§ Exercise
Using the data below, copy every line that contains the word "watch".
## Start Source data
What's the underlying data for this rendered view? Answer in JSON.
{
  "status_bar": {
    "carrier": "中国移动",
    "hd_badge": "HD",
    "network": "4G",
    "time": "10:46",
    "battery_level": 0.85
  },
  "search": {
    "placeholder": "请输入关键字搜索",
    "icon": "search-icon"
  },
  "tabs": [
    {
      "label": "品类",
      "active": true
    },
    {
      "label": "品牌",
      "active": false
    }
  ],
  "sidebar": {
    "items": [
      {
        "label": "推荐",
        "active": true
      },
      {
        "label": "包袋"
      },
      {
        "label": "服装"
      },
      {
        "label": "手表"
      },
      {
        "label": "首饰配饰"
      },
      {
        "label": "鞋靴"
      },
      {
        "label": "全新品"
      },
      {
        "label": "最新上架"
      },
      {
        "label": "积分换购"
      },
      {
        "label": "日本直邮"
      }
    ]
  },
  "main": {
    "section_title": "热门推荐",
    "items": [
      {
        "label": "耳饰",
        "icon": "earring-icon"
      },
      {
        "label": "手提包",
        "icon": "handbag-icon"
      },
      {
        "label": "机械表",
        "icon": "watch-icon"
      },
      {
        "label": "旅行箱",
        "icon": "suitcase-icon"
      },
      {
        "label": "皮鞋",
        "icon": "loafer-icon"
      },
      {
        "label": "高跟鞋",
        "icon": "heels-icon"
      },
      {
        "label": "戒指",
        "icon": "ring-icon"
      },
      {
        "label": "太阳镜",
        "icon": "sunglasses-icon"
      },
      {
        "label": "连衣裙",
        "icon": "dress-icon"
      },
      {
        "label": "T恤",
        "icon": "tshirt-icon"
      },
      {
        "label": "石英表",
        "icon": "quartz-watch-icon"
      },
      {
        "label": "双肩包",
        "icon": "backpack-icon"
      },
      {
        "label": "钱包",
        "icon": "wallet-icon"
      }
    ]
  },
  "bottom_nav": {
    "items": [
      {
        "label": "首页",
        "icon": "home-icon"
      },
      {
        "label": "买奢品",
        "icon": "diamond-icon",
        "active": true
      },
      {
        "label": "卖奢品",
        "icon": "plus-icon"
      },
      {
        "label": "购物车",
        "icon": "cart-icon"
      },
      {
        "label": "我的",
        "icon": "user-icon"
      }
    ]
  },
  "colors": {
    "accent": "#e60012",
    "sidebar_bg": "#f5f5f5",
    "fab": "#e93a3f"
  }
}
## End Source data
§ Answer to the exercise
        "icon": "watch-icon"
        "icon": "quartz-watch-icon"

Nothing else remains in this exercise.